[Data records]
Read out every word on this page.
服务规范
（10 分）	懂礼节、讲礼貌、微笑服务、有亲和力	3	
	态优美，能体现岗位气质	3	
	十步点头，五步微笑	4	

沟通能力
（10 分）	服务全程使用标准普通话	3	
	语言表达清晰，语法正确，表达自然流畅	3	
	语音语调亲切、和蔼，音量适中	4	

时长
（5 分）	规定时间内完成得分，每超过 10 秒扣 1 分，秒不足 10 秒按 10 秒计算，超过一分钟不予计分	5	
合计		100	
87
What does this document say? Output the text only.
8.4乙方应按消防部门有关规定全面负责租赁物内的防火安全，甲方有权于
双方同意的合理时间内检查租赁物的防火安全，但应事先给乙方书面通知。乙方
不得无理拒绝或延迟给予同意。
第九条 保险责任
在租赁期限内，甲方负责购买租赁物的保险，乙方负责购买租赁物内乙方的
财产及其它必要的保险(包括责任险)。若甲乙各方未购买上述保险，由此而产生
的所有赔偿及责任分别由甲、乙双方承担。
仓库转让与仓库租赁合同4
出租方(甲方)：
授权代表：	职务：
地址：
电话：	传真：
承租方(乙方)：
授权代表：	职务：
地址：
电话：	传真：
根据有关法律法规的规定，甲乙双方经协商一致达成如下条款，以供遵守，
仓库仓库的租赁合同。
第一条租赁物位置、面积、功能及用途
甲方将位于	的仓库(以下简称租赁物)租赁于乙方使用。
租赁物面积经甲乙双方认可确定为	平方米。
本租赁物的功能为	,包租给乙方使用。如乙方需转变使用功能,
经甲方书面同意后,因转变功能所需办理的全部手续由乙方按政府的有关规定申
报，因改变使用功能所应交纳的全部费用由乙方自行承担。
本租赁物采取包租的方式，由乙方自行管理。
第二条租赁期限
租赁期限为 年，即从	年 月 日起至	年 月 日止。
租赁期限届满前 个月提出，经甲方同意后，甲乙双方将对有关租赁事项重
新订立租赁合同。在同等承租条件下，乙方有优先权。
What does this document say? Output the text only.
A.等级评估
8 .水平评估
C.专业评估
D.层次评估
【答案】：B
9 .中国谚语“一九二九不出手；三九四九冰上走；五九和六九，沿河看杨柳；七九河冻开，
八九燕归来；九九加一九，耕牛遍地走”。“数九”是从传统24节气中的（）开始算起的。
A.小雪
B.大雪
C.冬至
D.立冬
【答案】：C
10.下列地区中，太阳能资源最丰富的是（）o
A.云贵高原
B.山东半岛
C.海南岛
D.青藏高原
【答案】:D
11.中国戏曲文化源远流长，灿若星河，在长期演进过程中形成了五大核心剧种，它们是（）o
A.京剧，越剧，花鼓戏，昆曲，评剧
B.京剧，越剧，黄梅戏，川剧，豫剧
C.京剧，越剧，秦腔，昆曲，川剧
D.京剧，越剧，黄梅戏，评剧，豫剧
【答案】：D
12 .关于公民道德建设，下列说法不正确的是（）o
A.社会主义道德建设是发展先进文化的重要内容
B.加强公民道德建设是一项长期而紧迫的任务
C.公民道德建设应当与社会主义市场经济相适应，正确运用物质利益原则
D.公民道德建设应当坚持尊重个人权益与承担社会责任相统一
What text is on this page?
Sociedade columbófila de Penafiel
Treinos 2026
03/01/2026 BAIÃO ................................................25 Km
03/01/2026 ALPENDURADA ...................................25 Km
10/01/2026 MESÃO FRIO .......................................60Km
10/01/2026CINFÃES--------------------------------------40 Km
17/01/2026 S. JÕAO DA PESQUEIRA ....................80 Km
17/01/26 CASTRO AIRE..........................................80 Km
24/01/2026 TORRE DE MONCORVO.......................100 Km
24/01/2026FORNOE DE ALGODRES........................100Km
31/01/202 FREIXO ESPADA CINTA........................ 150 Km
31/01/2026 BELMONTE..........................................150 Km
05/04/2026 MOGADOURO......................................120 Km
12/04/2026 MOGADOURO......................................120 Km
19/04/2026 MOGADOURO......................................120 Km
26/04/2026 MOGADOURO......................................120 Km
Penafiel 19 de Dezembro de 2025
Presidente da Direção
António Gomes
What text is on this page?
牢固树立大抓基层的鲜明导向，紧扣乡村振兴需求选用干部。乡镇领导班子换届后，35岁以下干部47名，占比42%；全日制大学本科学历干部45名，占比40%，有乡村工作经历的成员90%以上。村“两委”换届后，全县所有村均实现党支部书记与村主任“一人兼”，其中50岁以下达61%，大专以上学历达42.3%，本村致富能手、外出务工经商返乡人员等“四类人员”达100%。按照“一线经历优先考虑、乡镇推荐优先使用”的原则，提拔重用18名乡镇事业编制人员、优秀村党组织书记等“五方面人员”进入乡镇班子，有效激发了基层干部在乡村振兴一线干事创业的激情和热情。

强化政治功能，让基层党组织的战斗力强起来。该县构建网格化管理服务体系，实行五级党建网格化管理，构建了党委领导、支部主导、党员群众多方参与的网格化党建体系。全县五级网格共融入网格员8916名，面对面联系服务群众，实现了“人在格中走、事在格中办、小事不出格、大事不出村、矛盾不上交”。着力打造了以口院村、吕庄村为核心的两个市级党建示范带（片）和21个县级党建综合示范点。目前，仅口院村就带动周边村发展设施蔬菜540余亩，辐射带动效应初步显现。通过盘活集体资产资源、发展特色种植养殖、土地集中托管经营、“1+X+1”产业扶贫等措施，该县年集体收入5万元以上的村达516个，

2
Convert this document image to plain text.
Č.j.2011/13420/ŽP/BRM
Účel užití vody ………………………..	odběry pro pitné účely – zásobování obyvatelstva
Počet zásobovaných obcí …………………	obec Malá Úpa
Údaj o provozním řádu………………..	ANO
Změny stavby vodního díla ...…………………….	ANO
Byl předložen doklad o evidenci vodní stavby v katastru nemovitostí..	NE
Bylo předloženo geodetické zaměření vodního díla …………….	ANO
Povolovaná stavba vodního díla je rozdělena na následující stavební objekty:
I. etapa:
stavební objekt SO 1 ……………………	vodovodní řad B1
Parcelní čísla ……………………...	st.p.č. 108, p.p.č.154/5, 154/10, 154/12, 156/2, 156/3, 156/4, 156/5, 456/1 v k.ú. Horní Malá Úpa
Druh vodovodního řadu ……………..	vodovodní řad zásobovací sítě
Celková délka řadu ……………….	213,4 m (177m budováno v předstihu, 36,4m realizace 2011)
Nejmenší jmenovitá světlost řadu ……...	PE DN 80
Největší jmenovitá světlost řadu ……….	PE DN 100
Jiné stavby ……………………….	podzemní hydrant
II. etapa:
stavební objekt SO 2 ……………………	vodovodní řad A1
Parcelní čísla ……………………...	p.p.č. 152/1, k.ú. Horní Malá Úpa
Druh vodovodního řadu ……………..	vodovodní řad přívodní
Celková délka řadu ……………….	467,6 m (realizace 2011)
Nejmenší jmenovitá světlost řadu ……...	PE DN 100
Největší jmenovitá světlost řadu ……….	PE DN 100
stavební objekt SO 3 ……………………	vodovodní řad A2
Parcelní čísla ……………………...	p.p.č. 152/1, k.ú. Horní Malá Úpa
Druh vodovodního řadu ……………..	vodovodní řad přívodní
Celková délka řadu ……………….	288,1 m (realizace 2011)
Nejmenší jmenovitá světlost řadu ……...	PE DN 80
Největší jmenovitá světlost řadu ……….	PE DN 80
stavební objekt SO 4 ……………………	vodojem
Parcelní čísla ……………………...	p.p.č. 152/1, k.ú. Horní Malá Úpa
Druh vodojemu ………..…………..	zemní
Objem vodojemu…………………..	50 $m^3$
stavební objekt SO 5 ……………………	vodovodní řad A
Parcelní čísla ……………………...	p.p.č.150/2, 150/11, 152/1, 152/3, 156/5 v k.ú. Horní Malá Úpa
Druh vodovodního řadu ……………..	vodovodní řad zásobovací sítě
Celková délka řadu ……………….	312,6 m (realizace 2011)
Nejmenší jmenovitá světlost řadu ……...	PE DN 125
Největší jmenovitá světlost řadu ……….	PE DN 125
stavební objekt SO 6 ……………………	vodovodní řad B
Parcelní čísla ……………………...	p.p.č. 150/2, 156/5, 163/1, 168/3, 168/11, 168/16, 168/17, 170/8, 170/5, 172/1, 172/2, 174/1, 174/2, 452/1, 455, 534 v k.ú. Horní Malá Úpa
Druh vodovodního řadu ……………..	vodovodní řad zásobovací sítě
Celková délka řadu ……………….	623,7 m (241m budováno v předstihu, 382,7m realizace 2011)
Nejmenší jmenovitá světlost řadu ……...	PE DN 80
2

The request - In the entries above, locate every line with the word "předstihu" and copy it.

The reply -
Celková délka řadu ……………….	213,4 m (177m budováno v předstihu, 36,4m realizace 2011)
Celková délka řadu ……………….	623,7 m (241m budováno v předstihu, 382,7m realizace 2011)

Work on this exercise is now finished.